**Supplied entries:**
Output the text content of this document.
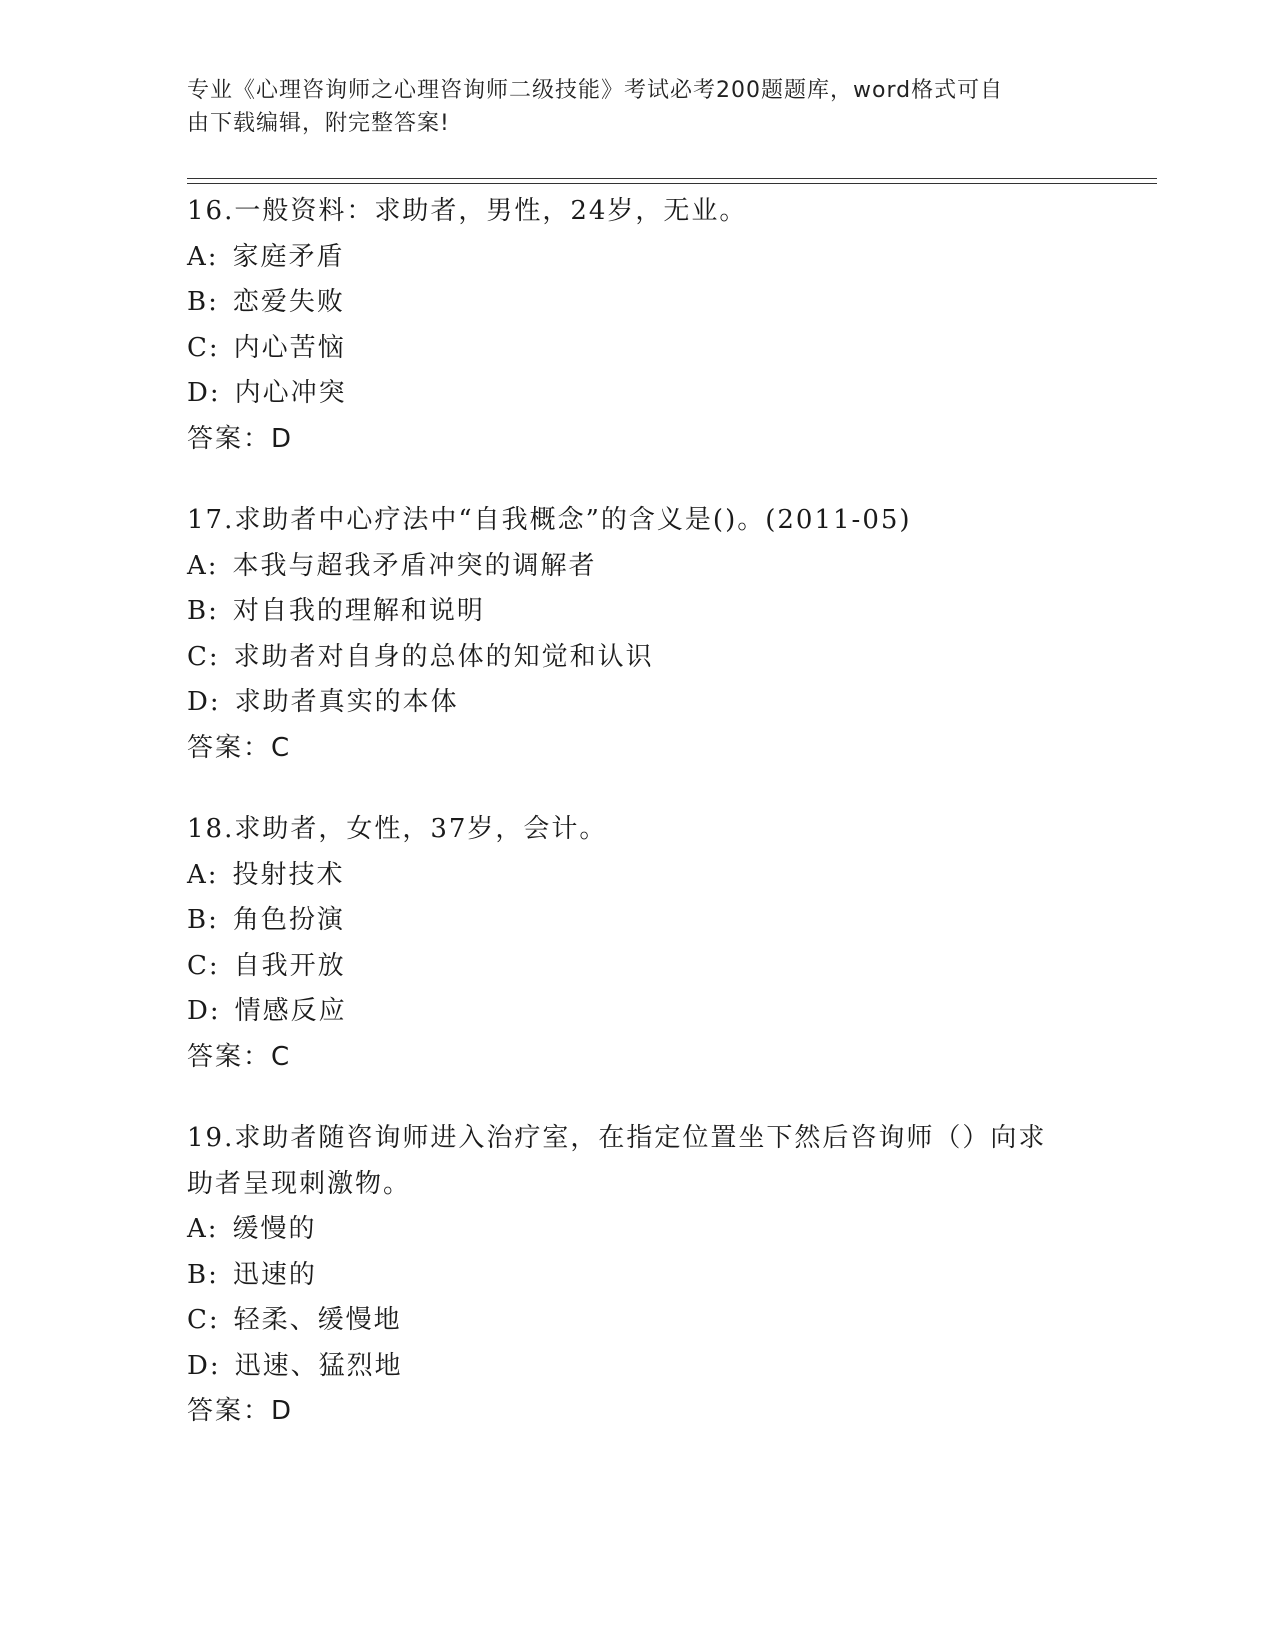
专业《心理咨询师之心理咨询师二级技能》考试必考200题题库，word格式可自
由下载编辑，附完整答案!
16.一般资料：求助者，男性，24岁，无业。
A: 家庭矛盾
B: 恋爱失败
C: 内心苦恼
D: 内心冲突
答案：D
17.求助者中心疗法中“自我概念”的含义是()。(2011-05)
A: 本我与超我矛盾冲突的调解者
B: 对自我的理解和说明
C: 求助者对自身的总体的知觉和认识
D: 求助者真实的本体
答案：C
18.求助者，女性，37岁，会计。
A: 投射技术
B: 角色扮演
C: 自我开放
D: 情感反应
答案：C
19.求助者随咨询师进入治疗室，在指定位置坐下然后咨询师（）向求
助者呈现刺激物。
A: 缓慢的
B: 迅速的
C: 轻柔、缓慢地
D: 迅速、猛烈地
答案：D
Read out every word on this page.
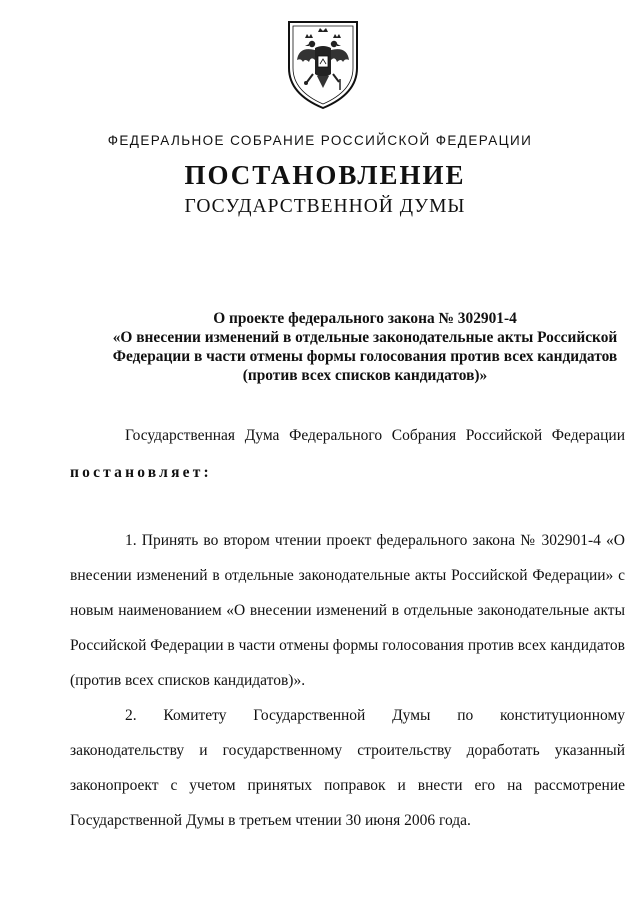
ФЕДЕРАЛЬНОЕ СОБРАНИЕ РОССИЙСКОЙ ФЕДЕРАЦИИ
ПОСТАНОВЛЕНИЕ
ГОСУДАРСТВЕННОЙ ДУМЫ
О проекте федерального закона № 302901-4
«О внесении изменений в отдельные законодательные акты Российской
Федерации в части отмены формы голосования против всех кандидатов
(против всех списков кандидатов)»
Государственная Дума Федерального Собрания Российской Федерации
постановляет:
1. Принять во втором чтении проект федерального закона № 302901-4 «О внесении изменений в отдельные законодательные акты Российской Федерации» с новым наименованием «О внесении изменений в отдельные законодательные акты Российской Федерации в части отмены формы голосования против всех кандидатов (против всех списков кандидатов)».
2. Комитету Государственной Думы по конституционному законодательству и государственному строительству доработать указанный законопроект с учетом принятых поправок и внести его на рассмотрение Государственной Думы в третьем чтении 30 июня 2006 года.
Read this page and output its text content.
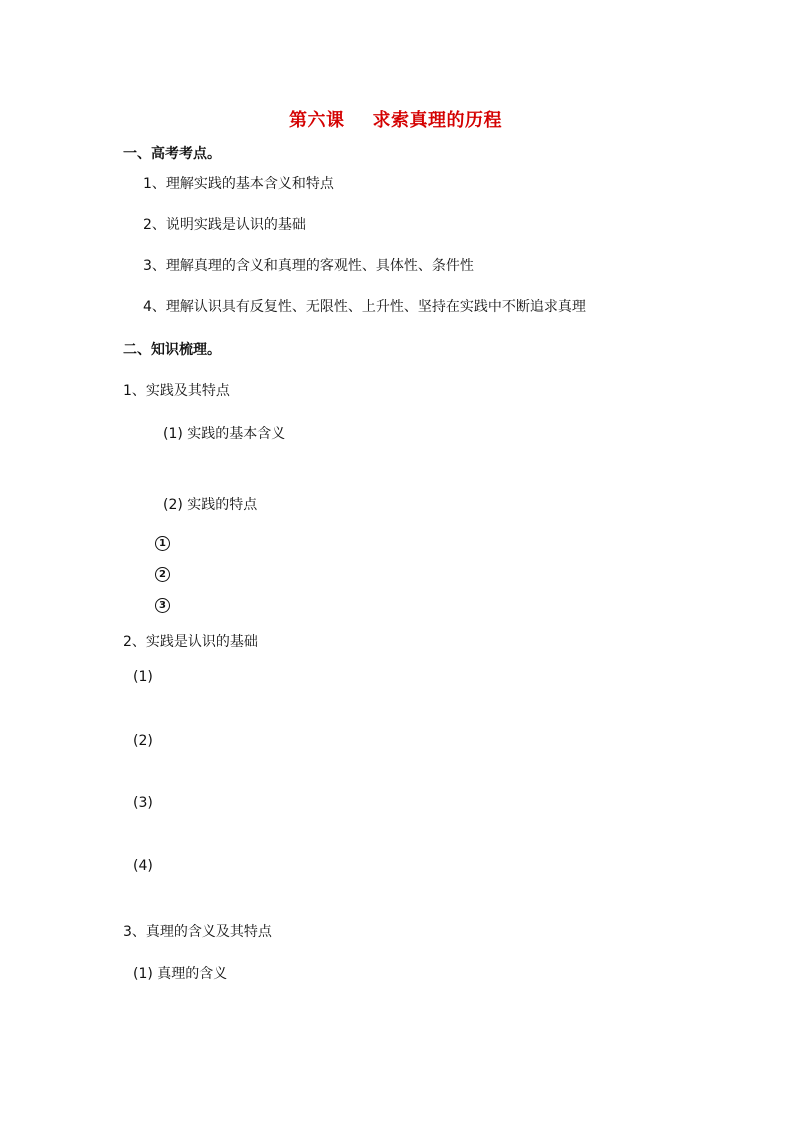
第六课 求索真理的历程
一、高考考点。
1、理解实践的基本含义和特点
2、说明实践是认识的基础
3、理解真理的含义和真理的客观性、具体性、条件性
4、理解认识具有反复性、无限性、上升性、坚持在实践中不断追求真理
二、知识梳理。
1、实践及其特点
(1) 实践的基本含义
(2) 实践的特点
1
2
3
2、实践是认识的基础
(1)
(2)
(3)
(4)
3、真理的含义及其特点
(1) 真理的含义
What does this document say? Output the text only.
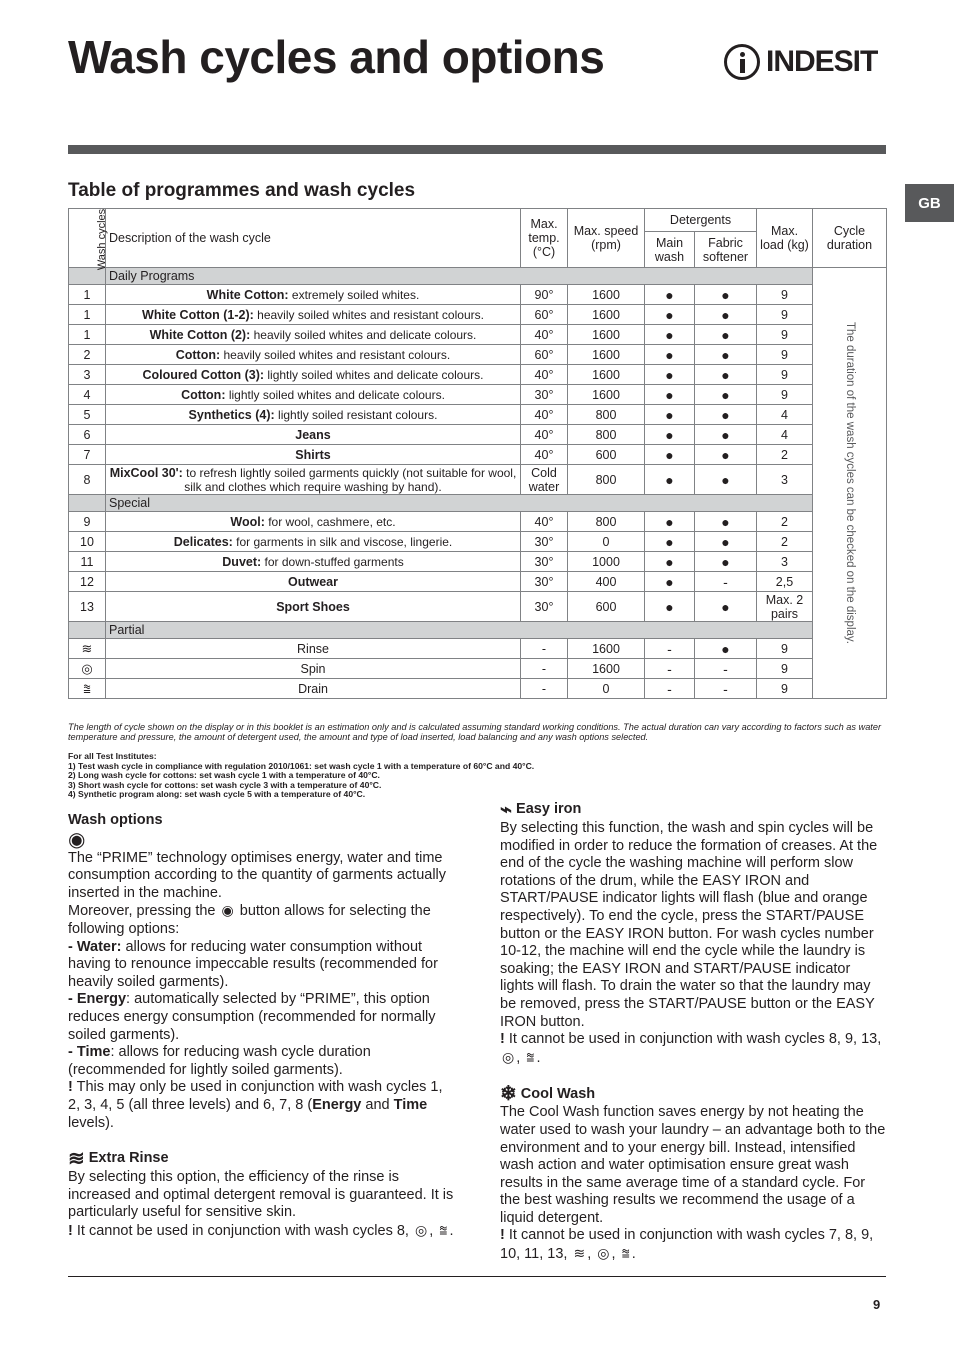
Wash cycles and options	INDESIT
GB
Table of programmes and wash cycles
Wash cycles	Description of the wash cycle	Max. temp. (°C)	Max. speed (rpm)	Detergents		Max. load (kg)	Cycle duration
				Main wash	Fabric softener		
	Daily Programs						The duration of the wash cycles can be checked on the display.

1	White Cotton: extremely soiled whites.	90°	1600	●	●	9	
1	White Cotton (1-2): heavily soiled whites and resistant colours.	60°	1600	●	●	9	
1	White Cotton (2): heavily soiled whites and delicate colours.	40°	1600	●	●	9	
2	Cotton: heavily soiled whites and resistant colours.	60°	1600	●	●	9	
3	Coloured Cotton (3): lightly soiled whites and delicate colours.	40°	1600	●	●	9	
4	Cotton: lightly soiled whites and delicate colours.	30°	1600	●	●	9	
5	Synthetics (4): lightly soiled resistant colours.	40°	800	●	●	4	
6	Jeans	40°	800	●	●	4	
7	Shirts	40°	600	●	●	2	
8	MixCool 30': to refresh lightly soiled garments quickly (not suitable for wool, silk and clothes which require washing by hand).	Cold water	800	●	●	3	
	Special						
9	Wool: for wool, cashmere, etc.	40°	800	●	●	2	
10	Delicates: for garments in silk and viscose, lingerie.	30°	0	●	●	2	
11	Duvet: for down-stuffed garments	30°	1000	●	●	3	
12	Outwear	30°	400	●	-	2,5	
13	Sport Shoes	30°	600	●	●	Max. 2 pairs	
	Partial						
≋	Rinse	-	1600	-	●	9	
◎	Spin	-	1600	-	-	9	
⩰	Drain	-	0	-	-	9	

The length of cycle shown on the display or in this booklet is an estimation only and is calculated assuming standard working conditions. The actual duration can vary according to factors such as water temperature and pressure, the amount of detergent used, the amount and type of load inserted, load balancing and any wash options selected.

For all Test Institutes:
1) Test wash cycle in compliance with regulation 2010/1061: set wash cycle 1 with a temperature of 60°C and 40°C.
2) Long wash cycle for cottons: set wash cycle 1 with a temperature of 40°C.
3) Short wash cycle for cottons: set wash cycle 3 with a temperature of 40°C.
4) Synthetic program along: set wash cycle 5 with a temperature of 40°C.

Wash options

◉

The “PRIME” technology optimises energy, water and time consumption according to the quantity of garments actually inserted in the machine.

Moreover, pressing the ◉ button allows for selecting the following options:

- Water: allows for reducing water consumption without having to renounce impeccable results (recommended for heavily soiled garments).

- Energy: automatically selected by “PRIME”, this option reduces energy consumption (recommended for normally soiled garments).

- Time: allows for reducing wash cycle duration (recommended for lightly soiled garments).

! This may only be used in conjunction with wash cycles 1, 2, 3, 4, 5 (all three levels) and 6, 7, 8 (Energy and Time levels).

≋ Extra Rinse

By selecting this option, the efficiency of the rinse is increased and optimal detergent removal is guaranteed. It is particularly useful for sensitive skin.

! It cannot be used in conjunction with wash cycles 8, ◎ , ⩰ .

⌁ Easy iron

By selecting this function, the wash and spin cycles will be modified in order to reduce the formation of creases. At the end of the cycle the washing machine will perform slow rotations of the drum, while the EASY IRON and START/PAUSE indicator lights will flash (blue and orange respectively). To end the cycle, press the START/PAUSE button or the EASY IRON button. For wash cycles number 10-12, the machine will end the cycle while the laundry is soaking; the EASY IRON and START/PAUSE indicator lights will flash. To drain the water so that the laundry may be removed, press the START/PAUSE button or the EASY IRON button.

! It cannot be used in conjunction with wash cycles 8, 9, 13, ◎ , ⩰ .

❄ Cool Wash

The Cool Wash function saves energy by not heating the water used to wash your laundry – an advantage both to the environment and to your energy bill. Instead, intensified wash action and water optimisation ensure great wash results in the same average time of a standard cycle. For the best washing results we recommend the usage of a liquid detergent.

! It cannot be used in conjunction with wash cycles 7, 8, 9, 10, 11, 13, ≋ , ◎ , ⩰ .

9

**Goal:** Only a number is wanted: how many lines of the material above hold "resistant"?

**Full solution:** 3